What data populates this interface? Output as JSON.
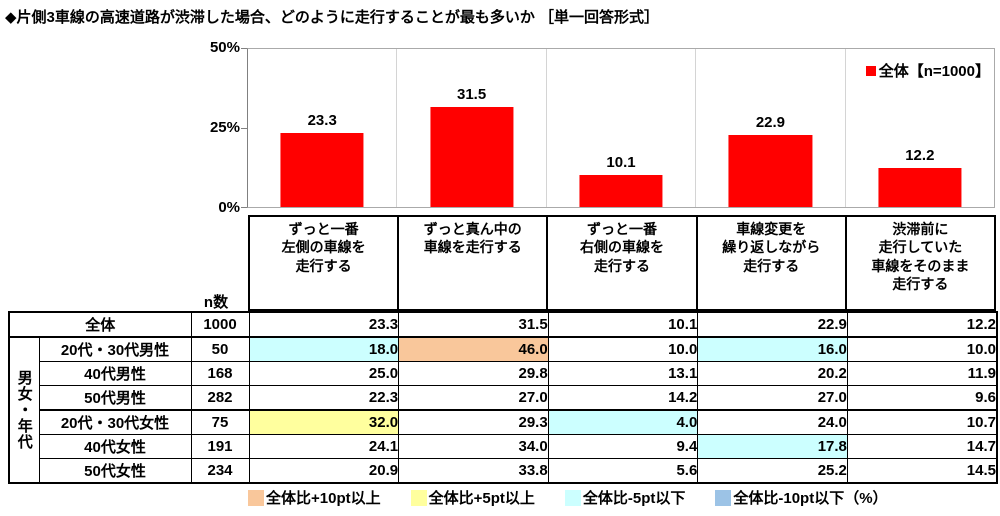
{
  "title": "◆片側3車線の高速道路が渋滞した場合、どのように走行することが最も多いか ［単一回答形式］",
  "chart_data": {
    "type": "bar",
    "title": "",
    "categories": [
      "ずっと一番左側の車線を走行する",
      "ずっと真ん中の車線を走行する",
      "ずっと一番右側の車線を走行する",
      "車線変更を繰り返しながら走行する",
      "渋滞前に走行していた車線をそのまま走行する"
    ],
    "values": [
      23.3,
      31.5,
      10.1,
      22.9,
      12.2
    ],
    "xlabel": "",
    "ylabel": "",
    "ylim": [
      0,
      50
    ],
    "y_ticks": [
      "50%",
      "25%",
      "0%"
    ],
    "grid": "vertical category separators only",
    "legend": "全体【n=1000】",
    "legend_position": "top-right",
    "bar_color": "#ff0000"
  },
  "table": {
    "n_label": "n数",
    "group_label": "男女・年代",
    "col_headers": [
      "ずっと一番\n左側の車線を\n走行する",
      "ずっと真ん中の\n車線を走行する",
      "ずっと一番\n右側の車線を\n走行する",
      "車線変更を\n繰り返しながら\n走行する",
      "渋滞前に\n走行していた\n車線をそのまま\n走行する"
    ],
    "highlight_colors": {
      "plus10": "#f9c79b",
      "plus5": "#ffff9e",
      "minus5": "#ccffff",
      "minus10": "#9cc3e6"
    },
    "rows": [
      {
        "label": "全体",
        "n": "1000",
        "values": [
          "23.3",
          "31.5",
          "10.1",
          "22.9",
          "12.2"
        ],
        "highlights": [
          "",
          "",
          "",
          "",
          ""
        ]
      },
      {
        "label": "20代・30代男性",
        "n": "50",
        "values": [
          "18.0",
          "46.0",
          "10.0",
          "16.0",
          "10.0"
        ],
        "highlights": [
          "minus5",
          "plus10",
          "",
          "minus5",
          ""
        ]
      },
      {
        "label": "40代男性",
        "n": "168",
        "values": [
          "25.0",
          "29.8",
          "13.1",
          "20.2",
          "11.9"
        ],
        "highlights": [
          "",
          "",
          "",
          "",
          ""
        ]
      },
      {
        "label": "50代男性",
        "n": "282",
        "values": [
          "22.3",
          "27.0",
          "14.2",
          "27.0",
          "9.6"
        ],
        "highlights": [
          "",
          "",
          "",
          "",
          ""
        ]
      },
      {
        "label": "20代・30代女性",
        "n": "75",
        "values": [
          "32.0",
          "29.3",
          "4.0",
          "24.0",
          "10.7"
        ],
        "highlights": [
          "plus5",
          "",
          "minus5",
          "",
          ""
        ]
      },
      {
        "label": "40代女性",
        "n": "191",
        "values": [
          "24.1",
          "34.0",
          "9.4",
          "17.8",
          "14.7"
        ],
        "highlights": [
          "",
          "",
          "",
          "minus5",
          ""
        ]
      },
      {
        "label": "50代女性",
        "n": "234",
        "values": [
          "20.9",
          "33.8",
          "5.6",
          "25.2",
          "14.5"
        ],
        "highlights": [
          "",
          "",
          "",
          "",
          ""
        ]
      }
    ]
  },
  "legend": {
    "items": [
      {
        "name": "plus10-swatch",
        "label": "全体比+10pt以上",
        "color": "#f9c79b"
      },
      {
        "name": "plus5-swatch",
        "label": "全体比+5pt以上",
        "color": "#ffff9e"
      },
      {
        "name": "minus5-swatch",
        "label": "全体比-5pt以下",
        "color": "#ccffff"
      },
      {
        "name": "minus10-swatch",
        "label": "全体比-10pt以下",
        "color": "#9cc3e6"
      }
    ],
    "suffix": "（%）"
  }
}
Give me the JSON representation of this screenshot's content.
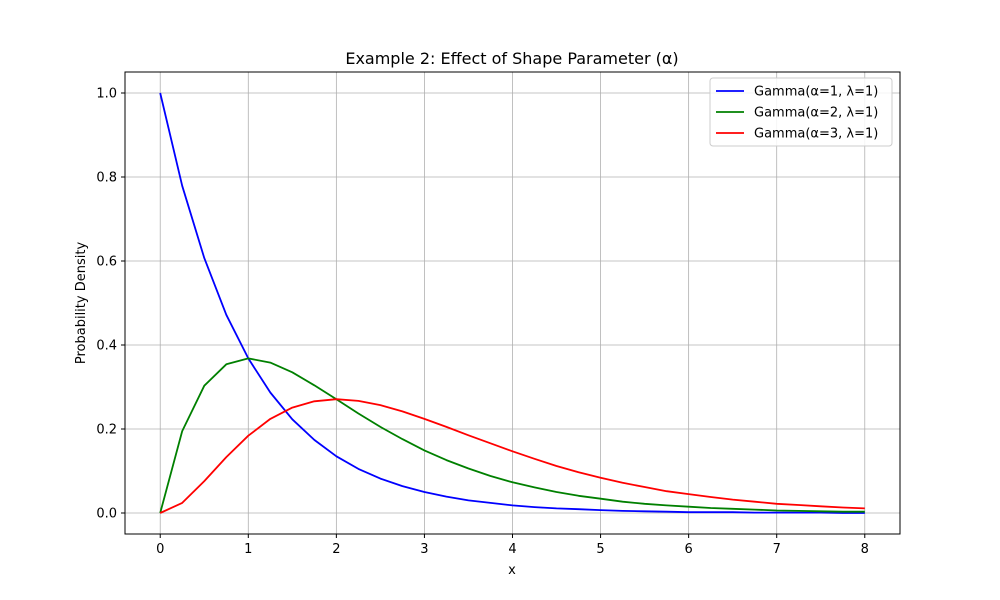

Task goal — Copy out all of the data word for word. Do not carry over any picture.

Written answer —
What data populates this interface? Output as JSON.
{
  "title": "◆片側3車線の高速道路が渋滞した場合、どのように走行することが最も多いか ［単一回答形式］",
  "chart_data": {
    "type": "bar",
    "title": "",
    "categories": [
      "ずっと一番左側の車線を走行する",
      "ずっと真ん中の車線を走行する",
      "ずっと一番右側の車線を走行する",
      "車線変更を繰り返しながら走行する",
      "渋滞前に走行していた車線をそのまま走行する"
    ],
    "values": [
      23.3,
      31.5,
      10.1,
      22.9,
      12.2
    ],
    "xlabel": "",
    "ylabel": "",
    "ylim": [
      0,
      50
    ],
    "y_ticks": [
      "50%",
      "25%",
      "0%"
    ],
    "grid": "vertical category separators only",
    "legend": "全体【n=1000】",
    "legend_position": "top-right",
    "bar_color": "#ff0000"
  },
  "table": {
    "n_label": "n数",
    "group_label": "男女・年代",
    "col_headers": [
      "ずっと一番\n左側の車線を\n走行する",
      "ずっと真ん中の\n車線を走行する",
      "ずっと一番\n右側の車線を\n走行する",
      "車線変更を\n繰り返しながら\n走行する",
      "渋滞前に\n走行していた\n車線をそのまま\n走行する"
    ],
    "highlight_colors": {
      "plus10": "#f9c79b",
      "plus5": "#ffff9e",
      "minus5": "#ccffff",
      "minus10": "#9cc3e6"
    },
    "rows": [
      {
        "label": "全体",
        "n": "1000",
        "values": [
          "23.3",
          "31.5",
          "10.1",
          "22.9",
          "12.2"
        ],
        "highlights": [
          "",
          "",
          "",
          "",
          ""
        ]
      },
      {
        "label": "20代・30代男性",
        "n": "50",
        "values": [
          "18.0",
          "46.0",
          "10.0",
          "16.0",
          "10.0"
        ],
        "highlights": [
          "minus5",
          "plus10",
          "",
          "minus5",
          ""
        ]
      },
      {
        "label": "40代男性",
        "n": "168",
        "values": [
          "25.0",
          "29.8",
          "13.1",
          "20.2",
          "11.9"
        ],
        "highlights": [
          "",
          "",
          "",
          "",
          ""
        ]
      },
      {
        "label": "50代男性",
        "n": "282",
        "values": [
          "22.3",
          "27.0",
          "14.2",
          "27.0",
          "9.6"
        ],
        "highlights": [
          "",
          "",
          "",
          "",
          ""
        ]
      },
      {
        "label": "20代・30代女性",
        "n": "75",
        "values": [
          "32.0",
          "29.3",
          "4.0",
          "24.0",
          "10.7"
        ],
        "highlights": [
          "plus5",
          "",
          "minus5",
          "",
          ""
        ]
      },
      {
        "label": "40代女性",
        "n": "191",
        "values": [
          "24.1",
          "34.0",
          "9.4",
          "17.8",
          "14.7"
        ],
        "highlights": [
          "",
          "",
          "",
          "minus5",
          ""
        ]
      },
      {
        "label": "50代女性",
        "n": "234",
        "values": [
          "20.9",
          "33.8",
          "5.6",
          "25.2",
          "14.5"
        ],
        "highlights": [
          "",
          "",
          "",
          "",
          ""
        ]
      }
    ]
  },
  "legend": {
    "items": [
      {
        "name": "plus10-swatch",
        "label": "全体比+10pt以上",
        "color": "#f9c79b"
      },
      {
        "name": "plus5-swatch",
        "label": "全体比+5pt以上",
        "color": "#ffff9e"
      },
      {
        "name": "minus5-swatch",
        "label": "全体比-5pt以下",
        "color": "#ccffff"
      },
      {
        "name": "minus10-swatch",
        "label": "全体比-10pt以下",
        "color": "#9cc3e6"
      }
    ],
    "suffix": "（%）"
  }
}
Give me the JSON representation of this screenshot's content.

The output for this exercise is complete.